## [WHAT YOU SHOULD DO]
Read the lines that follow and tally those with the word "error"; give the number and nothing else.

(Stored items)
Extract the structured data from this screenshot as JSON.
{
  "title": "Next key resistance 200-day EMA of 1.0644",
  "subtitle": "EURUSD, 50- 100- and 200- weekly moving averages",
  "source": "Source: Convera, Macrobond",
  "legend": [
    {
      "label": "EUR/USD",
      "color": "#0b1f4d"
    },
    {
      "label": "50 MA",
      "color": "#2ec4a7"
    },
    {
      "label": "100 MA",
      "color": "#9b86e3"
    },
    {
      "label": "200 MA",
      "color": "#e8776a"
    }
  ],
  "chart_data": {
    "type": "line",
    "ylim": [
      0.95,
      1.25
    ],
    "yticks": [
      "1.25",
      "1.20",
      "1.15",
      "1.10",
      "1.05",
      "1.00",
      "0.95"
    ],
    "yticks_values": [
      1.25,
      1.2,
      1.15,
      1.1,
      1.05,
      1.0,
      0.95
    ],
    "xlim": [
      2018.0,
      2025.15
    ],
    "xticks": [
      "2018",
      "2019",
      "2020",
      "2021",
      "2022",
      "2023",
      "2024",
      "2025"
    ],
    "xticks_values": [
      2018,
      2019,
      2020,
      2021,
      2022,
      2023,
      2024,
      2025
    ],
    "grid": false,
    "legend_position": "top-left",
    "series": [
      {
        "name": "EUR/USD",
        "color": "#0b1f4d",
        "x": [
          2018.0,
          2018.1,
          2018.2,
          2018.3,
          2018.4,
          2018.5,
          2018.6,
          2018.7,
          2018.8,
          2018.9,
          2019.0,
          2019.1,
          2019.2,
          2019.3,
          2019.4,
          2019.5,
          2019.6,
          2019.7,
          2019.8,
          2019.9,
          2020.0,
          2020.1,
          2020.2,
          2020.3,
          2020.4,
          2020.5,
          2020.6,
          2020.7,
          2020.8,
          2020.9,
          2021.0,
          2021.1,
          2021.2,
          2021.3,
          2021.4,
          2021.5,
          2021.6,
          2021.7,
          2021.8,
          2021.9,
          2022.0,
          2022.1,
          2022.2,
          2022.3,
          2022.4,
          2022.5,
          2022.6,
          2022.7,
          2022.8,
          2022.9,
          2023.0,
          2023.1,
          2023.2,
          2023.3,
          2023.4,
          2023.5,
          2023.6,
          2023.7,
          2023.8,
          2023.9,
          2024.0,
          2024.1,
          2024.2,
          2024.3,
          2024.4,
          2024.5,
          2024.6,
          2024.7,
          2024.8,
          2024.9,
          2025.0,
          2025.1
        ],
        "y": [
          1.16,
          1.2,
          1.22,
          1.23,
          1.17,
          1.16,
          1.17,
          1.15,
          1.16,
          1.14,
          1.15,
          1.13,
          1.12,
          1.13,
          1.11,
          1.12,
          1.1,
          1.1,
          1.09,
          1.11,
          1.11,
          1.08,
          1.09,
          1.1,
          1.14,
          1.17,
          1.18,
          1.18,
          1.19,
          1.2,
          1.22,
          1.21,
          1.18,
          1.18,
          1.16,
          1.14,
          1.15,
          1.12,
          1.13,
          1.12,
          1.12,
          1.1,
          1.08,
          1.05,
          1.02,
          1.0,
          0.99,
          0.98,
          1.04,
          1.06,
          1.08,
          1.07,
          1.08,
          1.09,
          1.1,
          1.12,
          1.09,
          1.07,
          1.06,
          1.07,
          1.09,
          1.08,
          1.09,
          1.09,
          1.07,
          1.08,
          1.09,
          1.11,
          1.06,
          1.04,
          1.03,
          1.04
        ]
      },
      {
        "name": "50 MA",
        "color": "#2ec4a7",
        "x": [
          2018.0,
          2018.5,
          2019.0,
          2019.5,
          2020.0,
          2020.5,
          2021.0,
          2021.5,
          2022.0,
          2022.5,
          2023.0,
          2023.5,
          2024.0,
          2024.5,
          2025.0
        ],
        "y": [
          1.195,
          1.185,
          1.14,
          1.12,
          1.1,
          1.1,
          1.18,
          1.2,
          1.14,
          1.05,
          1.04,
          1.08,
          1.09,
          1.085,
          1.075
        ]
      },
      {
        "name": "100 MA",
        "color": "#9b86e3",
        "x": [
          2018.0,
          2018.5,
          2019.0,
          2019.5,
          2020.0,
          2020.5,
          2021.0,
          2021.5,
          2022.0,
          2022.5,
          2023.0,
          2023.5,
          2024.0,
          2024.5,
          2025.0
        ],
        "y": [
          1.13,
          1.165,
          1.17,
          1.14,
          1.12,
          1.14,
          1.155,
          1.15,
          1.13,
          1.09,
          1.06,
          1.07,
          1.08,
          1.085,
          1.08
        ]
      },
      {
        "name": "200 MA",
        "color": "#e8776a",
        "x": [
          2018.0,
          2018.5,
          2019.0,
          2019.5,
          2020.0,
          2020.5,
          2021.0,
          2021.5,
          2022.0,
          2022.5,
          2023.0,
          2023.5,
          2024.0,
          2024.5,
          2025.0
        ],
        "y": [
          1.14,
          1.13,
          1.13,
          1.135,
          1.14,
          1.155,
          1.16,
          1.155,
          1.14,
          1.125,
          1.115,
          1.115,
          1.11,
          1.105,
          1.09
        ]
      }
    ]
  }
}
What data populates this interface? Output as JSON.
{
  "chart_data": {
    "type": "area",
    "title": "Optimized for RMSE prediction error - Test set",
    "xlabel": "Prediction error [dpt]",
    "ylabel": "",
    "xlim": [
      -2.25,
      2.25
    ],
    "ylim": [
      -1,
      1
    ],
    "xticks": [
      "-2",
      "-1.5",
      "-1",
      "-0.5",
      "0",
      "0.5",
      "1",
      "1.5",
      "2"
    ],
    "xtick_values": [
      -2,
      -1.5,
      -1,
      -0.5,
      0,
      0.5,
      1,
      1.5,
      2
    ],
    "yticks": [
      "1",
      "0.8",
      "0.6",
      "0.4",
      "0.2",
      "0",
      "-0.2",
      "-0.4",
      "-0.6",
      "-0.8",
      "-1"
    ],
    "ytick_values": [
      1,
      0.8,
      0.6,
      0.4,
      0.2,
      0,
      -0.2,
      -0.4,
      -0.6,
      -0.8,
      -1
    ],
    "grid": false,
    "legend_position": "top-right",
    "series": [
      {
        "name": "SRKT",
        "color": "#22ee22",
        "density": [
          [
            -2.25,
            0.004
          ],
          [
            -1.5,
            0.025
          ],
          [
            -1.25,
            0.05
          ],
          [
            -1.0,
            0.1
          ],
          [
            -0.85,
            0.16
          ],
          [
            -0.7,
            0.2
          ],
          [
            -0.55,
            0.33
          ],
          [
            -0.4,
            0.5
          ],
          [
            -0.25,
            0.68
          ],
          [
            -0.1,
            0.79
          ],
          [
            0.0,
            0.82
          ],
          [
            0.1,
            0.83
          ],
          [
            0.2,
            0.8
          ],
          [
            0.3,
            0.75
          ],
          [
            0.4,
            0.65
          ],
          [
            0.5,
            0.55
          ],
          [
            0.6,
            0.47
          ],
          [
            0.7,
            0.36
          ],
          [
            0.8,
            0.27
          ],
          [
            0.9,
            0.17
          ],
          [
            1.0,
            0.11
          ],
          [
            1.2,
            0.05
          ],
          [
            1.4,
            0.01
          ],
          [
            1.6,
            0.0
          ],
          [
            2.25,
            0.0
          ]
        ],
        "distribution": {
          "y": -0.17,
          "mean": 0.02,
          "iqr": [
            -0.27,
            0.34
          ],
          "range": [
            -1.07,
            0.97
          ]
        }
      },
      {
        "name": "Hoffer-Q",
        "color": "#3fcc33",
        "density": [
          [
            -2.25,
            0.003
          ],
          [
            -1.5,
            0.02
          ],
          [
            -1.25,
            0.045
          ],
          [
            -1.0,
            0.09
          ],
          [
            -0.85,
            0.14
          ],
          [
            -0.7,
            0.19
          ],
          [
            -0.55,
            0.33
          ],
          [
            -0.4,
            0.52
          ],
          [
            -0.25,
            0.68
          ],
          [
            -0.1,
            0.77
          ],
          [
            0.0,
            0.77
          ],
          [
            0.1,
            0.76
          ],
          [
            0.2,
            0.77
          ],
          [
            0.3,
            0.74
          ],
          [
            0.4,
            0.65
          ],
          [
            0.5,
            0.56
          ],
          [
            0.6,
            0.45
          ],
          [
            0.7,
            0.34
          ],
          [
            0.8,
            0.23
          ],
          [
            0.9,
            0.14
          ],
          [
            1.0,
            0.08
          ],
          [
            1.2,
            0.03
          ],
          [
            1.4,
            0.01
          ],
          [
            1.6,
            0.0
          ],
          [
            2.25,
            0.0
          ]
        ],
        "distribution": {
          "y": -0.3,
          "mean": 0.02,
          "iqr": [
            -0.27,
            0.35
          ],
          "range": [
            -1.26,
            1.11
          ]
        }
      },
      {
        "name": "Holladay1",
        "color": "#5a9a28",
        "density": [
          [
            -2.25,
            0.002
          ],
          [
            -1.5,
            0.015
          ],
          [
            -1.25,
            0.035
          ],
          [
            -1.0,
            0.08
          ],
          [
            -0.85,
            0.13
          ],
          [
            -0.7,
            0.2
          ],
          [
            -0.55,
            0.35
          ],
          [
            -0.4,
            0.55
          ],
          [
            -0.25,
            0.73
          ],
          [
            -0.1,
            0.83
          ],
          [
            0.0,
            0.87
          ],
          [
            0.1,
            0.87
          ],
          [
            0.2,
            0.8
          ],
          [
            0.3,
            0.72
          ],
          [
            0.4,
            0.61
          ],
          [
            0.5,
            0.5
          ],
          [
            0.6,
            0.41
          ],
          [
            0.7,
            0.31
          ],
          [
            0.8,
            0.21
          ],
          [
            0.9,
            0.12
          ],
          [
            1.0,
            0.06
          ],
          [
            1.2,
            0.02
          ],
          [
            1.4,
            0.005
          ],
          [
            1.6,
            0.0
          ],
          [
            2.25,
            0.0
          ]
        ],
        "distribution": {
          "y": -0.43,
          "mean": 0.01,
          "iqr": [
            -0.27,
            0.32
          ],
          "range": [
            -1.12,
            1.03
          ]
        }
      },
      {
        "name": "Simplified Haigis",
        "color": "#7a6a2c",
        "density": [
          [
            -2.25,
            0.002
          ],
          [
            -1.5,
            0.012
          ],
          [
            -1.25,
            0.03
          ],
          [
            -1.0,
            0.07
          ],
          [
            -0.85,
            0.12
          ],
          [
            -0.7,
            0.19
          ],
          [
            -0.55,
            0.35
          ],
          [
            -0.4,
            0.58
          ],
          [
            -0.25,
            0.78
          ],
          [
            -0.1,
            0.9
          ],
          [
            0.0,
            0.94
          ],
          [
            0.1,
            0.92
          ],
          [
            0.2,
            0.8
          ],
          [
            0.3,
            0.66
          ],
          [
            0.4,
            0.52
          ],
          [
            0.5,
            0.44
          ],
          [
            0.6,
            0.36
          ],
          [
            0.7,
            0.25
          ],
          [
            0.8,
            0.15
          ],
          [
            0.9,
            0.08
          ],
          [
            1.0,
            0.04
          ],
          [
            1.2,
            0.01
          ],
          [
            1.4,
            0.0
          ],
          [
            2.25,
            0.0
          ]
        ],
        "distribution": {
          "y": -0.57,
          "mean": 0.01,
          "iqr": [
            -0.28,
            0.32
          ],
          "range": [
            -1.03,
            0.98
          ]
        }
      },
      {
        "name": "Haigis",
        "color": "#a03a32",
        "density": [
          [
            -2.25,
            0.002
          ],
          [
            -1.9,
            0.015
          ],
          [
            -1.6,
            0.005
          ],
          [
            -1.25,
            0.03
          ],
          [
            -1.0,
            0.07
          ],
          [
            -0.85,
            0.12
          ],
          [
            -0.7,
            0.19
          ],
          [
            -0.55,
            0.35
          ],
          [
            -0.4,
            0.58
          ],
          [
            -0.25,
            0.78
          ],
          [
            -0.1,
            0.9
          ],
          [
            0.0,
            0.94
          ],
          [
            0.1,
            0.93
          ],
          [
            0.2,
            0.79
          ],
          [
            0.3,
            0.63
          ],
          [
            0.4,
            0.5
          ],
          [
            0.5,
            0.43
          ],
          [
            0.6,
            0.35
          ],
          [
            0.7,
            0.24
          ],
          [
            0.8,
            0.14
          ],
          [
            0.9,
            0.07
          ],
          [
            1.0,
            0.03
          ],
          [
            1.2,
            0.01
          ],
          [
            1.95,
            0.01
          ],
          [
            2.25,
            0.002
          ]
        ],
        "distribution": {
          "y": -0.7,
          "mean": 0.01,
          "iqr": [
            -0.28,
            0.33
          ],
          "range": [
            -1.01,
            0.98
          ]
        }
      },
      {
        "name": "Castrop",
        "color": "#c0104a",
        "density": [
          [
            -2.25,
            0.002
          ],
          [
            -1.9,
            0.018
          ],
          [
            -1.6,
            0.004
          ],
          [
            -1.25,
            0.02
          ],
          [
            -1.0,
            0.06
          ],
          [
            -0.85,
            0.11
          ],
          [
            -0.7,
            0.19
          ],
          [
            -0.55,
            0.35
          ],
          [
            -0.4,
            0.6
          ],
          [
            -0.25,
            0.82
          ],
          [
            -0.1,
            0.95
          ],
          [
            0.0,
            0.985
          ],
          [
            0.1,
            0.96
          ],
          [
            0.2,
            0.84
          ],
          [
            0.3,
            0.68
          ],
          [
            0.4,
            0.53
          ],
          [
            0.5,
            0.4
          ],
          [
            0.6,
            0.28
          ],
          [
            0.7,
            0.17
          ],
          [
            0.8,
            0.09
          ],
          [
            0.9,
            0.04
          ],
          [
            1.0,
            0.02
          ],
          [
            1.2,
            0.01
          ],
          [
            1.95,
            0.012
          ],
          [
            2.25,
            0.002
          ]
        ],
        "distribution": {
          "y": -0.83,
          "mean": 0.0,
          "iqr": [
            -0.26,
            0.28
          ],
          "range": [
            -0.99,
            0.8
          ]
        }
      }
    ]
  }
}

## [FINISHED ANSWER]
2